WRITTEN INSTRUCTION. Read the records below and copy each line that contains "soutien".

EXERCISE INPUT.
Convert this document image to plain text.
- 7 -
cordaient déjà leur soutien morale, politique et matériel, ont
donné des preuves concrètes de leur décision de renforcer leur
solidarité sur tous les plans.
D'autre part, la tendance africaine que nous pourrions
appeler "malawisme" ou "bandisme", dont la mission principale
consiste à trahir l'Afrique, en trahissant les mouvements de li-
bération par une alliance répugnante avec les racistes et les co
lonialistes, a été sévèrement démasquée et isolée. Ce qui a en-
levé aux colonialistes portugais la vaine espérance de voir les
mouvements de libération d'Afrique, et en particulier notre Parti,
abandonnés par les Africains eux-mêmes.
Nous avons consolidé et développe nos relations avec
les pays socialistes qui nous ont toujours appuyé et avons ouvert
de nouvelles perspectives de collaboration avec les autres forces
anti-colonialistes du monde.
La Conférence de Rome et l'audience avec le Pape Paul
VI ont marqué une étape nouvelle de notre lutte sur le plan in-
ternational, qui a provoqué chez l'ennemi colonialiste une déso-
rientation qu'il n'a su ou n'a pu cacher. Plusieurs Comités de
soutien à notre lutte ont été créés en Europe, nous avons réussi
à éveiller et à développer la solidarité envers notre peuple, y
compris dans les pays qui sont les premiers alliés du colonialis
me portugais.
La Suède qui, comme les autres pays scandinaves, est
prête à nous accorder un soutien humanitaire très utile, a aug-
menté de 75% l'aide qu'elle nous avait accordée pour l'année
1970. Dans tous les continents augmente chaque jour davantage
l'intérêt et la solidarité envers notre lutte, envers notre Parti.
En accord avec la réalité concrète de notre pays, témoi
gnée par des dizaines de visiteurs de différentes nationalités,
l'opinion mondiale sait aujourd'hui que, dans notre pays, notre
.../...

TASK ANSWER.
cordaient déjà leur soutien morale, politique et matériel, ont
soutien à notre lutte ont été créés en Europe, nous avons réussi
prête à nous accorder un soutien humanitaire très utile, a aug-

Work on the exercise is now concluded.